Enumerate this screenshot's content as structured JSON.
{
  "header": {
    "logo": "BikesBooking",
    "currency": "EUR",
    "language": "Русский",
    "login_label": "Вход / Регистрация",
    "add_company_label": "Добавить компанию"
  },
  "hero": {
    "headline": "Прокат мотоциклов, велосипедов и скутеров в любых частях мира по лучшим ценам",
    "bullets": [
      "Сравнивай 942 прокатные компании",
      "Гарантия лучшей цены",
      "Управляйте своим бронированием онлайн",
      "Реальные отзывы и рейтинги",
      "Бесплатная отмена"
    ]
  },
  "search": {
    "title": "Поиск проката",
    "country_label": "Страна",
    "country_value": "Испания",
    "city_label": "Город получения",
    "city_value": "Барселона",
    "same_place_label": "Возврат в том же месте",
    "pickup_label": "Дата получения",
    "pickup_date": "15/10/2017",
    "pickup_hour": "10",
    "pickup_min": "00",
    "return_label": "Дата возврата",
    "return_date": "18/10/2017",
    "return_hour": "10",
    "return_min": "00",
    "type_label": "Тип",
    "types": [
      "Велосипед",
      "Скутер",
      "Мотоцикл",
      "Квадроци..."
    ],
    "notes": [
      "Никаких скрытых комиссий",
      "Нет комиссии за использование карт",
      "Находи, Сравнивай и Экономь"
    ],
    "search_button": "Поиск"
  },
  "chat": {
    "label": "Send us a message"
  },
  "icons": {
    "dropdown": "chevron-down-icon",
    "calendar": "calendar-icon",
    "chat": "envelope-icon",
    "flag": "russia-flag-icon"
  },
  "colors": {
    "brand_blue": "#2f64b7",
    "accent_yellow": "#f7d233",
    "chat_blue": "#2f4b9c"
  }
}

::::

# TO BE DONE
Across the data, tally the lines containing "Дата" and give back the number alone.

# OUTPUT FOR THIS EXERCISE
2